+++ DATASET ENTRIES

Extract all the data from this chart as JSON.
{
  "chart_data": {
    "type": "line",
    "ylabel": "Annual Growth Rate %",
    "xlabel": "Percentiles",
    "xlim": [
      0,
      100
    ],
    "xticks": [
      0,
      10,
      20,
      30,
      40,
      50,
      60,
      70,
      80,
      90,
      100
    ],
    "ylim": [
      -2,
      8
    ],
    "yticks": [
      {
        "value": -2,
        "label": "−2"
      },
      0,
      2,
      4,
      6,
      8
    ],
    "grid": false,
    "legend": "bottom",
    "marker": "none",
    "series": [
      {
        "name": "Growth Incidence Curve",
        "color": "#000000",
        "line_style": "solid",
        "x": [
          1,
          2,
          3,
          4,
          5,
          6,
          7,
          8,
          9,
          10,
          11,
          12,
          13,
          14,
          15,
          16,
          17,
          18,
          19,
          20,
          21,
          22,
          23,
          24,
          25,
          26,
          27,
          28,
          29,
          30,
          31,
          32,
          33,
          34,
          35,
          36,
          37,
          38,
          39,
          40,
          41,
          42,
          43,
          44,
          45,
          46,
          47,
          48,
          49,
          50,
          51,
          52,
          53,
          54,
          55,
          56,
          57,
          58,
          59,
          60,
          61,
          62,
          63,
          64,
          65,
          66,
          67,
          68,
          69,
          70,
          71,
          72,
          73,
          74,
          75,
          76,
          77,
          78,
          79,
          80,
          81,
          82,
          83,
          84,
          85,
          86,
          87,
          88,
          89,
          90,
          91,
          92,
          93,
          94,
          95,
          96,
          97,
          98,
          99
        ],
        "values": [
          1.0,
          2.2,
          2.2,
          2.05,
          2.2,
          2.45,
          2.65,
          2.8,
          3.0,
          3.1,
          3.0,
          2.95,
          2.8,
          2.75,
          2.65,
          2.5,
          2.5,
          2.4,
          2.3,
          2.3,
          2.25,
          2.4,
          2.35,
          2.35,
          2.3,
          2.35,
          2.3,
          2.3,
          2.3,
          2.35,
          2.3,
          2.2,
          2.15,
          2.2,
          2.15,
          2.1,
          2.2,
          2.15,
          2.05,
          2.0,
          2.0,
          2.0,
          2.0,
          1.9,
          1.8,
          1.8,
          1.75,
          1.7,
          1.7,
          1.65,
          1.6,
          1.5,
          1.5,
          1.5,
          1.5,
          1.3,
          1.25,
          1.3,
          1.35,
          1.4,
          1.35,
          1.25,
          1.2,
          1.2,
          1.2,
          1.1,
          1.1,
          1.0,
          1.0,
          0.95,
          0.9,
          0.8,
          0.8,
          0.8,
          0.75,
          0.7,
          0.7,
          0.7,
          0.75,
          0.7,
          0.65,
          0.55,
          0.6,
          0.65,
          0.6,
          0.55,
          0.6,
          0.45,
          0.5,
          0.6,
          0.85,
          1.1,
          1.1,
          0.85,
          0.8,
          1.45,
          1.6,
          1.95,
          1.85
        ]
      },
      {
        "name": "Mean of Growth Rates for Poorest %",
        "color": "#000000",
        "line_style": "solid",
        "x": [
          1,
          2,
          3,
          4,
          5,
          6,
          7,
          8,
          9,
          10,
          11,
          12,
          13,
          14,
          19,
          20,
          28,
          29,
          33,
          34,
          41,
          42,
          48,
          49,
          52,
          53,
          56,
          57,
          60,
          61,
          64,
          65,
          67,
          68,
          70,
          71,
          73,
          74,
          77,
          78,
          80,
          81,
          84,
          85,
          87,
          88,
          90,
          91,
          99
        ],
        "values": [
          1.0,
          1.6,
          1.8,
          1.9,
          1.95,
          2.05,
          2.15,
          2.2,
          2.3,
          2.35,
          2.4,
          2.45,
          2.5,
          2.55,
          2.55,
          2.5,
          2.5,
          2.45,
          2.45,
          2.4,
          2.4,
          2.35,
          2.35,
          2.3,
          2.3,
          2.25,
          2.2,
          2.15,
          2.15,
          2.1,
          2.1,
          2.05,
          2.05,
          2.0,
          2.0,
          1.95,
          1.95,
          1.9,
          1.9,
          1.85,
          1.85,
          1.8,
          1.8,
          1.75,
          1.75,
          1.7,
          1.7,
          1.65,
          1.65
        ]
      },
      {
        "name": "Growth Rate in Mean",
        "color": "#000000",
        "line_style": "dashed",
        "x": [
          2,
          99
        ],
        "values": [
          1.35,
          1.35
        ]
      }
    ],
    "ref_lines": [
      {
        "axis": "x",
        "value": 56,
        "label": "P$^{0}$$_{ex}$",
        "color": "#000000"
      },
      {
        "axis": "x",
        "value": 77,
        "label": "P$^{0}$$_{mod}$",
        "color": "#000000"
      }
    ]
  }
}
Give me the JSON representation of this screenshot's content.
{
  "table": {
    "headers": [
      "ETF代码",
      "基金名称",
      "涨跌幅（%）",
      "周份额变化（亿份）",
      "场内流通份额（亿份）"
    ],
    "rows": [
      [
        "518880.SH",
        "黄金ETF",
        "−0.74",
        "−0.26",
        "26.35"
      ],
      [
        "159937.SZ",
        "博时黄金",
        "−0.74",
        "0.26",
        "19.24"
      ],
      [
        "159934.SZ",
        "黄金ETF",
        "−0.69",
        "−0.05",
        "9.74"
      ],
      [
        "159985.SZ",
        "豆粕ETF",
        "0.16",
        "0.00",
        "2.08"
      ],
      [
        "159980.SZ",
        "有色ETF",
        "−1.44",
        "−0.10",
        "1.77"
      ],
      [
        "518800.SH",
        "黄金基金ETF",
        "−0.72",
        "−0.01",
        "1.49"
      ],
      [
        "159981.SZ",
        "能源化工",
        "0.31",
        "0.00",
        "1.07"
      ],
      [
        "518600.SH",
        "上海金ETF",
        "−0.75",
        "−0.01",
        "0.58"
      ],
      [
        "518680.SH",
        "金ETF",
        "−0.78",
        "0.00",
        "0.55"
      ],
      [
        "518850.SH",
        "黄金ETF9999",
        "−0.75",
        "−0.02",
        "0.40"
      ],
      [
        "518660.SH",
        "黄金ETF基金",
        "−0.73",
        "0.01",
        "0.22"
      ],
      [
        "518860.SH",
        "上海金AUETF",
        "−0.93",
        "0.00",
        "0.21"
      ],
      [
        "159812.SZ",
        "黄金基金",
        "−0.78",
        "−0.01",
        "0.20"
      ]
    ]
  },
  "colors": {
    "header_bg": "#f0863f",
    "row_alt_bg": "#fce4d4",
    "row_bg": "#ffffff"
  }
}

++++++

* [SET TASK] Quote all the records. Keep every word exact.

* [RIGHT ANSWER]
Extract all the data from this chart as JSON.
{
  "chart_data": {
    "type": "line",
    "ylabel": "Annual Growth Rate %",
    "xlabel": "Percentiles",
    "xlim": [
      0,
      100
    ],
    "xticks": [
      0,
      10,
      20,
      30,
      40,
      50,
      60,
      70,
      80,
      90,
      100
    ],
    "ylim": [
      -2,
      8
    ],
    "yticks": [
      {
        "value": -2,
        "label": "−2"
      },
      0,
      2,
      4,
      6,
      8
    ],
    "grid": false,
    "legend": "bottom",
    "marker": "none",
    "series": [
      {
        "name": "Growth Incidence Curve",
        "color": "#000000",
        "line_style": "solid",
        "x": [
          1,
          2,
          3,
          4,
          5,
          6,
          7,
          8,
          9,
          10,
          11,
          12,
          13,
          14,
          15,
          16,
          17,
          18,
          19,
          20,
          21,
          22,
          23,
          24,
          25,
          26,
          27,
          28,
          29,
          30,
          31,
          32,
          33,
          34,
          35,
          36,
          37,
          38,
          39,
          40,
          41,
          42,
          43,
          44,
          45,
          46,
          47,
          48,
          49,
          50,
          51,
          52,
          53,
          54,
          55,
          56,
          57,
          58,
          59,
          60,
          61,
          62,
          63,
          64,
          65,
          66,
          67,
          68,
          69,
          70,
          71,
          72,
          73,
          74,
          75,
          76,
          77,
          78,
          79,
          80,
          81,
          82,
          83,
          84,
          85,
          86,
          87,
          88,
          89,
          90,
          91,
          92,
          93,
          94,
          95,
          96,
          97,
          98,
          99
        ],
        "values": [
          1.0,
          2.2,
          2.2,
          2.05,
          2.2,
          2.45,
          2.65,
          2.8,
          3.0,
          3.1,
          3.0,
          2.95,
          2.8,
          2.75,
          2.65,
          2.5,
          2.5,
          2.4,
          2.3,
          2.3,
          2.25,
          2.4,
          2.35,
          2.35,
          2.3,
          2.35,
          2.3,
          2.3,
          2.3,
          2.35,
          2.3,
          2.2,
          2.15,
          2.2,
          2.15,
          2.1,
          2.2,
          2.15,
          2.05,
          2.0,
          2.0,
          2.0,
          2.0,
          1.9,
          1.8,
          1.8,
          1.75,
          1.7,
          1.7,
          1.65,
          1.6,
          1.5,
          1.5,
          1.5,
          1.5,
          1.3,
          1.25,
          1.3,
          1.35,
          1.4,
          1.35,
          1.25,
          1.2,
          1.2,
          1.2,
          1.1,
          1.1,
          1.0,
          1.0,
          0.95,
          0.9,
          0.8,
          0.8,
          0.8,
          0.75,
          0.7,
          0.7,
          0.7,
          0.75,
          0.7,
          0.65,
          0.55,
          0.6,
          0.65,
          0.6,
          0.55,
          0.6,
          0.45,
          0.5,
          0.6,
          0.85,
          1.1,
          1.1,
          0.85,
          0.8,
          1.45,
          1.6,
          1.95,
          1.85
        ]
      },
      {
        "name": "Mean of Growth Rates for Poorest %",
        "color": "#000000",
        "line_style": "solid",
        "x": [
          1,
          2,
          3,
          4,
          5,
          6,
          7,
          8,
          9,
          10,
          11,
          12,
          13,
          14,
          19,
          20,
          28,
          29,
          33,
          34,
          41,
          42,
          48,
          49,
          52,
          53,
          56,
          57,
          60,
          61,
          64,
          65,
          67,
          68,
          70,
          71,
          73,
          74,
          77,
          78,
          80,
          81,
          84,
          85,
          87,
          88,
          90,
          91,
          99
        ],
        "values": [
          1.0,
          1.6,
          1.8,
          1.9,
          1.95,
          2.05,
          2.15,
          2.2,
          2.3,
          2.35,
          2.4,
          2.45,
          2.5,
          2.55,
          2.55,
          2.5,
          2.5,
          2.45,
          2.45,
          2.4,
          2.4,
          2.35,
          2.35,
          2.3,
          2.3,
          2.25,
          2.2,
          2.15,
          2.15,
          2.1,
          2.1,
          2.05,
          2.05,
          2.0,
          2.0,
          1.95,
          1.95,
          1.9,
          1.9,
          1.85,
          1.85,
          1.8,
          1.8,
          1.75,
          1.75,
          1.7,
          1.7,
          1.65,
          1.65
        ]
      },
      {
        "name": "Growth Rate in Mean",
        "color": "#000000",
        "line_style": "dashed",
        "x": [
          2,
          99
        ],
        "values": [
          1.35,
          1.35
        ]
      }
    ],
    "ref_lines": [
      {
        "axis": "x",
        "value": 56,
        "label": "P$^{0}$$_{ex}$",
        "color": "#000000"
      },
      {
        "axis": "x",
        "value": 77,
        "label": "P$^{0}$$_{mod}$",
        "color": "#000000"
      }
    ]
  }
}
Give me the JSON representation of this screenshot's content.
{
  "table": {
    "headers": [
      "ETF代码",
      "基金名称",
      "涨跌幅（%）",
      "周份额变化（亿份）",
      "场内流通份额（亿份）"
    ],
    "rows": [
      [
        "518880.SH",
        "黄金ETF",
        "−0.74",
        "−0.26",
        "26.35"
      ],
      [
        "159937.SZ",
        "博时黄金",
        "−0.74",
        "0.26",
        "19.24"
      ],
      [
        "159934.SZ",
        "黄金ETF",
        "−0.69",
        "−0.05",
        "9.74"
      ],
      [
        "159985.SZ",
        "豆粕ETF",
        "0.16",
        "0.00",
        "2.08"
      ],
      [
        "159980.SZ",
        "有色ETF",
        "−1.44",
        "−0.10",
        "1.77"
      ],
      [
        "518800.SH",
        "黄金基金ETF",
        "−0.72",
        "−0.01",
        "1.49"
      ],
      [
        "159981.SZ",
        "能源化工",
        "0.31",
        "0.00",
        "1.07"
      ],
      [
        "518600.SH",
        "上海金ETF",
        "−0.75",
        "−0.01",
        "0.58"
      ],
      [
        "518680.SH",
        "金ETF",
        "−0.78",
        "0.00",
        "0.55"
      ],
      [
        "518850.SH",
        "黄金ETF9999",
        "−0.75",
        "−0.02",
        "0.40"
      ],
      [
        "518660.SH",
        "黄金ETF基金",
        "−0.73",
        "0.01",
        "0.22"
      ],
      [
        "518860.SH",
        "上海金AUETF",
        "−0.93",
        "0.00",
        "0.21"
      ],
      [
        "159812.SZ",
        "黄金基金",
        "−0.78",
        "−0.01",
        "0.20"
      ]
    ]
  },
  "colors": {
    "header_bg": "#f0863f",
    "row_alt_bg": "#fce4d4",
    "row_bg": "#ffffff"
  }
}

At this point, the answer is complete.